Task statement => Copy, from the entries below, each line in which the string "phát" appears.

Stored data =>
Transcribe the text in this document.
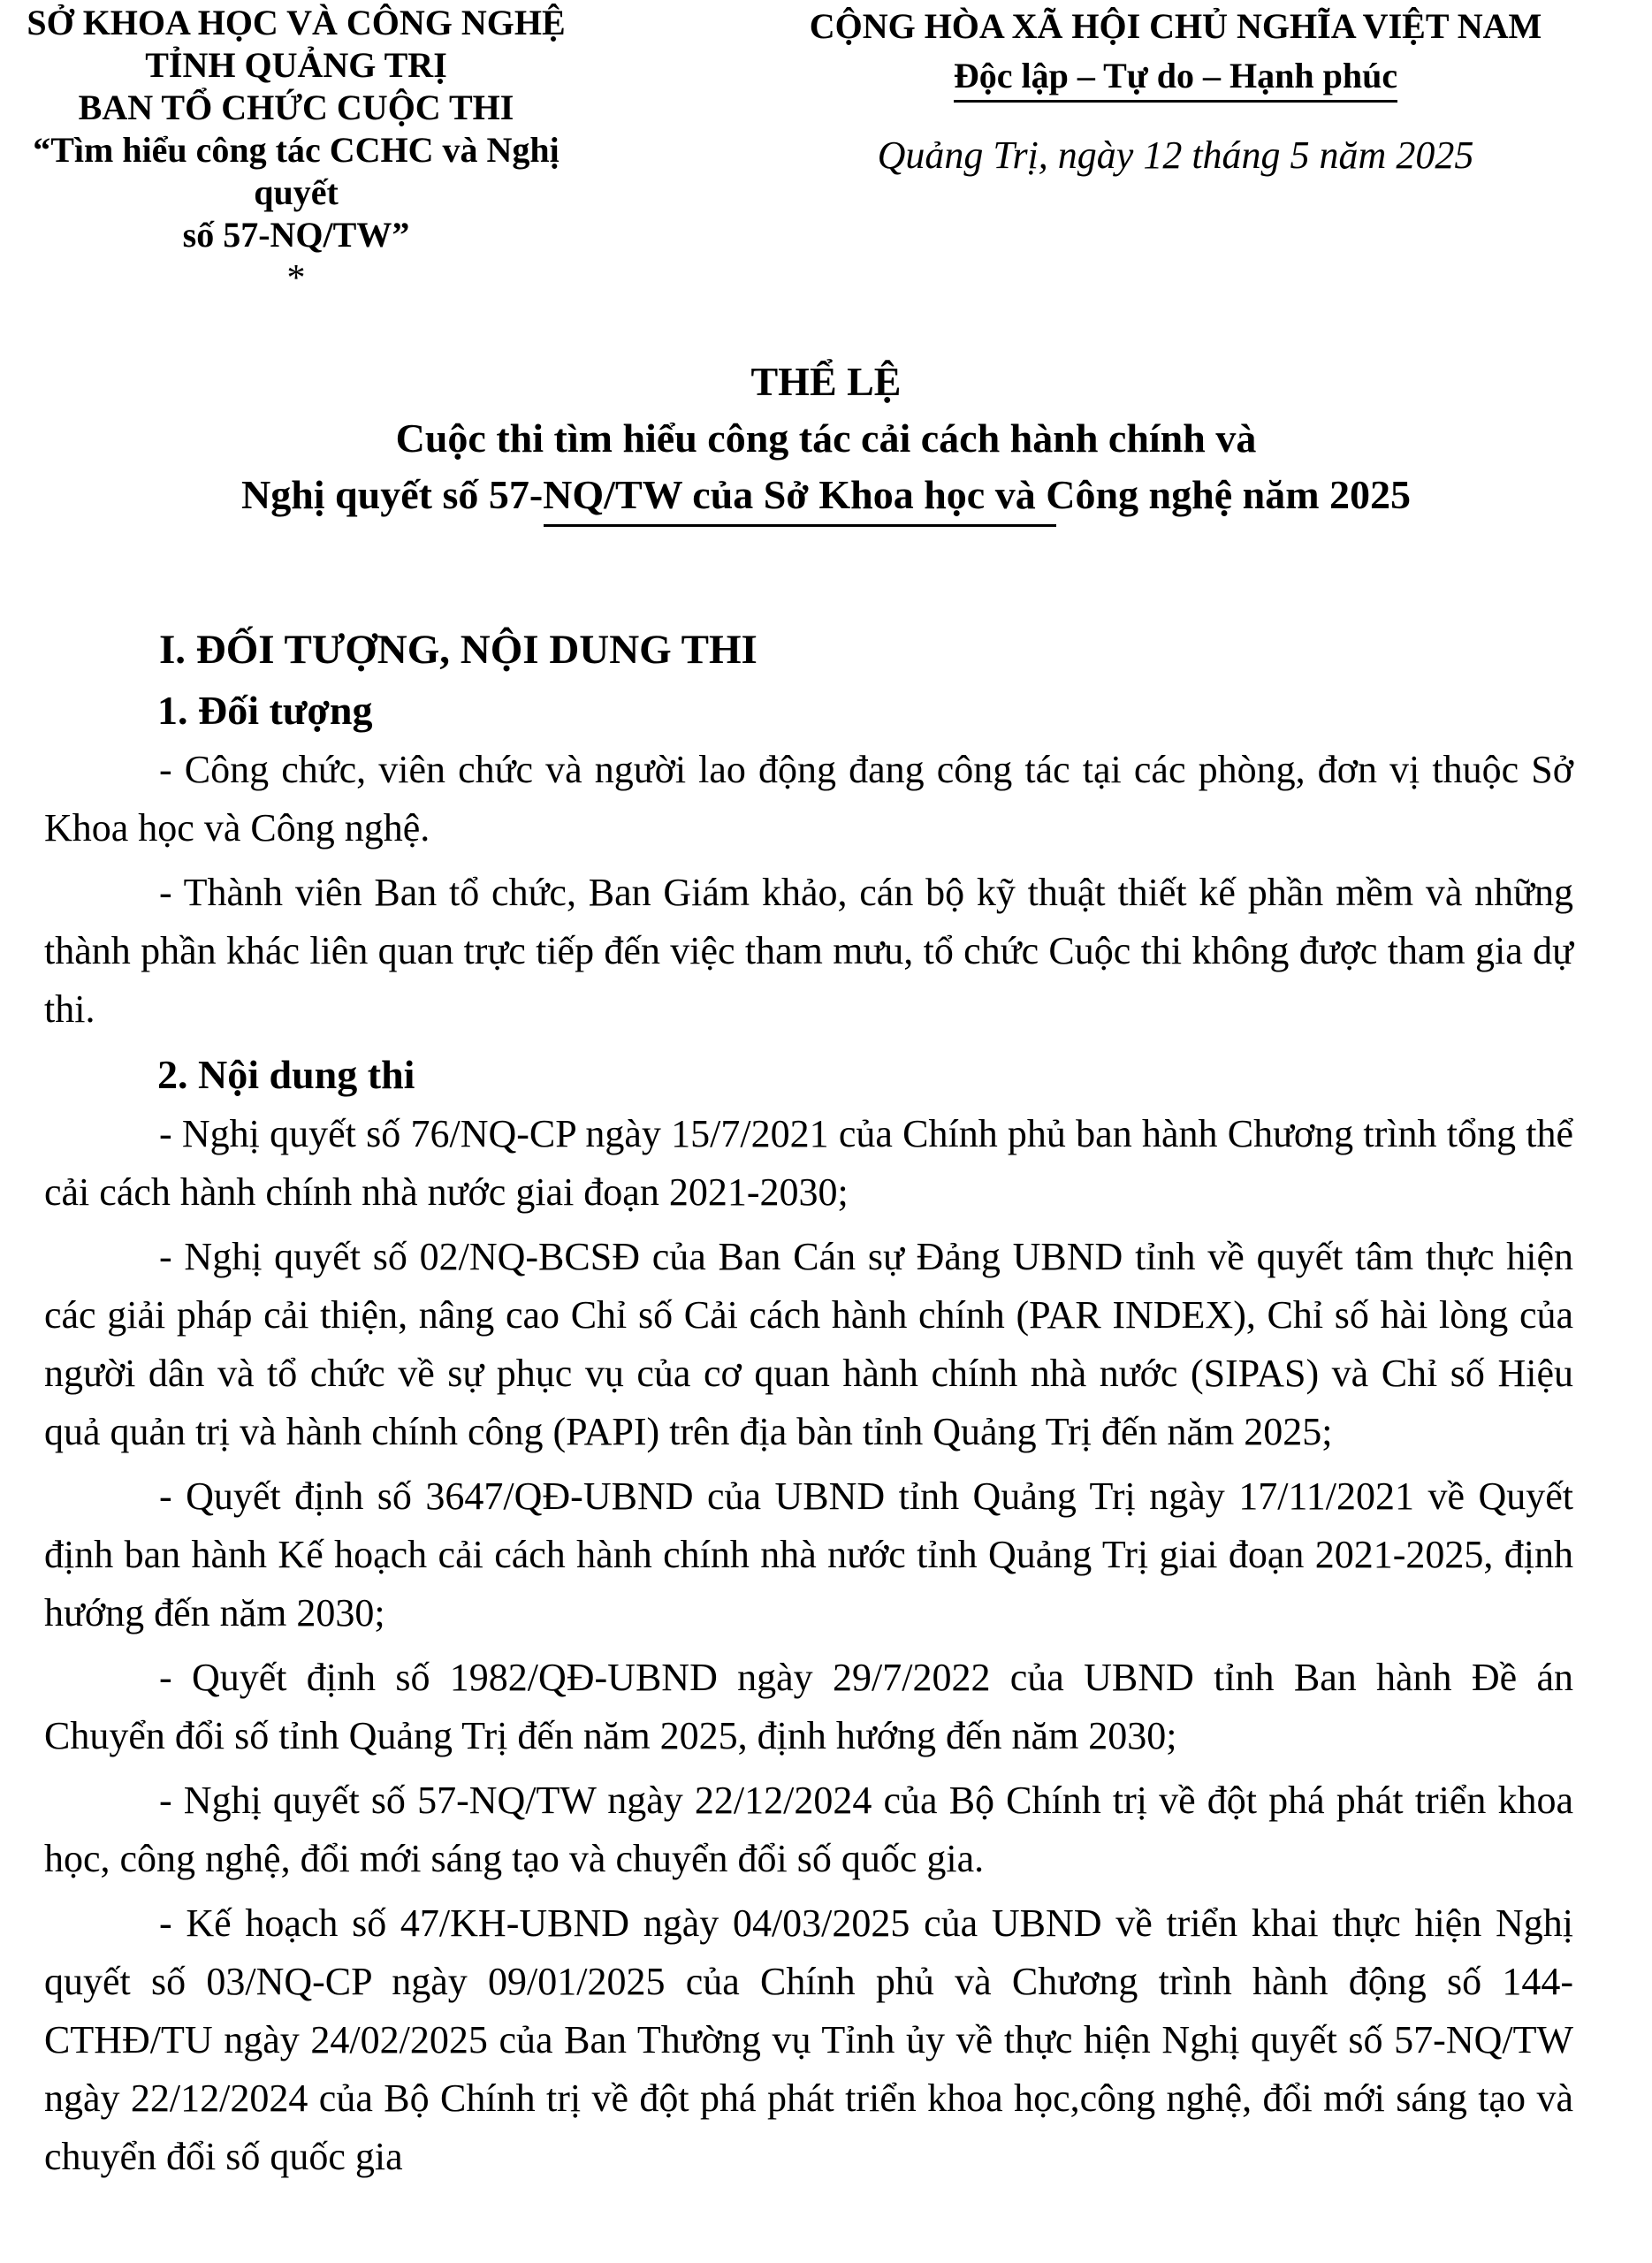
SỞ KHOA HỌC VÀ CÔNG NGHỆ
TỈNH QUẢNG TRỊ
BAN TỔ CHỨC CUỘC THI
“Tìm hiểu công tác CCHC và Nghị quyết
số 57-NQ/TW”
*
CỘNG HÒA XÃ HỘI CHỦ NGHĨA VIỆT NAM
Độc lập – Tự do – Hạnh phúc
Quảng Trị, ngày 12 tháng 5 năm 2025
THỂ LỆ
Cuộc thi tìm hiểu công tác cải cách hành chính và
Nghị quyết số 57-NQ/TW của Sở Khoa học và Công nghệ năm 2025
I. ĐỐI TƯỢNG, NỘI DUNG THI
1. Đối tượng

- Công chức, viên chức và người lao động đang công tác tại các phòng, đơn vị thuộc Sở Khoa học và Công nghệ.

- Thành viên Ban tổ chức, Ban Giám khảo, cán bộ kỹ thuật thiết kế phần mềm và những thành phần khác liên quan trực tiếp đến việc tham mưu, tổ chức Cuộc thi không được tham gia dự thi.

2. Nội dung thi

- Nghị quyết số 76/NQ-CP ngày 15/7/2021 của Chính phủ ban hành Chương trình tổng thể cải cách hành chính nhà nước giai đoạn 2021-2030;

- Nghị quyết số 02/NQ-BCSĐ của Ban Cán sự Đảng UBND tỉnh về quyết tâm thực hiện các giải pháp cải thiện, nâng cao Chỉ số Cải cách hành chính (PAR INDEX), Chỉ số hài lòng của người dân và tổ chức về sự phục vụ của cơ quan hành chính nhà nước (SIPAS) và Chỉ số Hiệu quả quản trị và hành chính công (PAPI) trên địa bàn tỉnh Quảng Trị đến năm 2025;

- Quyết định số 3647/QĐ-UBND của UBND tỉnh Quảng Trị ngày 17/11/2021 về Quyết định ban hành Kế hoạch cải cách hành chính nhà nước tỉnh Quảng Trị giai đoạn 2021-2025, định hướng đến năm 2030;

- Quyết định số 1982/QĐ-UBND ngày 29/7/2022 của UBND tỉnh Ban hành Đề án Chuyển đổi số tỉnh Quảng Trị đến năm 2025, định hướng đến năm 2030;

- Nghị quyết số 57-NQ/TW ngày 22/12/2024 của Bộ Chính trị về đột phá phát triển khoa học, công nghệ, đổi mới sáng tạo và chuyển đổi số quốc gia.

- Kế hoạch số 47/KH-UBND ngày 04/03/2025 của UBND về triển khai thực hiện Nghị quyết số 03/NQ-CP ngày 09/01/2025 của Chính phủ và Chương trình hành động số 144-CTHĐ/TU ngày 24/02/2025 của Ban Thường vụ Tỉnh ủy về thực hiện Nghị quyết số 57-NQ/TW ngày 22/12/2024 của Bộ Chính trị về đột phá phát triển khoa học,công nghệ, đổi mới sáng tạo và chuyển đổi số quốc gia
---
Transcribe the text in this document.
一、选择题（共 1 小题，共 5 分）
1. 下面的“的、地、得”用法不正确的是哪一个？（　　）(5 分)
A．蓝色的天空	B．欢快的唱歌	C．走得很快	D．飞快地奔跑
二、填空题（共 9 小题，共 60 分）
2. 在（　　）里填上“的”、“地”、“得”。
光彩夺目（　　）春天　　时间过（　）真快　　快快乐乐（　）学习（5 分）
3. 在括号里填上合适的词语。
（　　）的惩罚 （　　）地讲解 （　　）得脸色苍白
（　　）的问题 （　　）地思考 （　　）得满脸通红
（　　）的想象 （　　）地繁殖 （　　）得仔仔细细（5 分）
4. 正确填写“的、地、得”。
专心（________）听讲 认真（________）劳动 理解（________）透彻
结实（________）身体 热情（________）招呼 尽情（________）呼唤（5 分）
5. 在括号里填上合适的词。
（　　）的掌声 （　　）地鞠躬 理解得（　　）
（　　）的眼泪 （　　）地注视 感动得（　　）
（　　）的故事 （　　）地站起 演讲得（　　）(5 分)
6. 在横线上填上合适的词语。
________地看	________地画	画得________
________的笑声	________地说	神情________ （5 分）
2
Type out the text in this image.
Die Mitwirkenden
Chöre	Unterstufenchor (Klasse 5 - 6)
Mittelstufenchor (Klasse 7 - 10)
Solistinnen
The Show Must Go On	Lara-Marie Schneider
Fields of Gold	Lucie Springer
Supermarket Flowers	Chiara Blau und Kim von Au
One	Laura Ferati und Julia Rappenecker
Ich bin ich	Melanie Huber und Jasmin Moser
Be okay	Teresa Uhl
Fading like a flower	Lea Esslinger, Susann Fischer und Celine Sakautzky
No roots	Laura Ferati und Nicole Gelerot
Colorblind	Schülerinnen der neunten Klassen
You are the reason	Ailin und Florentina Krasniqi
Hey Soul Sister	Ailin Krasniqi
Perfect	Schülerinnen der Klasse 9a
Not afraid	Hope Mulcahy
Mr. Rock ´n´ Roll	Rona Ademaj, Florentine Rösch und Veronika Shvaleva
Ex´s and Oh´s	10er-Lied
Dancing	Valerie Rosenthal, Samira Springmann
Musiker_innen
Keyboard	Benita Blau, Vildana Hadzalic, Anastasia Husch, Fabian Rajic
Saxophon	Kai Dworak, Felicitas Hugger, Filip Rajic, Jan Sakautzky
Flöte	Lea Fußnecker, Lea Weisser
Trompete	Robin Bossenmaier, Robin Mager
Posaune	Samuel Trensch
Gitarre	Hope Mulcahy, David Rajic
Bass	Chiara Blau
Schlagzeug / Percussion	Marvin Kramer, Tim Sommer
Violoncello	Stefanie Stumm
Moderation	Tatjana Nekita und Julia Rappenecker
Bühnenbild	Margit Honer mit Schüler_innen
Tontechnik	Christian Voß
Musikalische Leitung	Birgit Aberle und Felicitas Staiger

Worked solution =>
- Nghị quyết số 57-NQ/TW ngày 22/12/2024 của Bộ Chính trị về đột phá phát triển khoa học, công nghệ, đổi mới sáng tạo và chuyển đổi số quốc gia.
- Kế hoạch số 47/KH-UBND ngày 04/03/2025 của UBND về triển khai thực hiện Nghị quyết số 03/NQ-CP ngày 09/01/2025 của Chính phủ và Chương trình hành động số 144-CTHĐ/TU ngày 24/02/2025 của Ban Thường vụ Tỉnh ủy về thực hiện Nghị quyết số 57-NQ/TW ngày 22/12/2024 của Bộ Chính trị về đột phá phát triển khoa học,công nghệ, đổi mới sáng tạo và chuyển đổi số quốc gia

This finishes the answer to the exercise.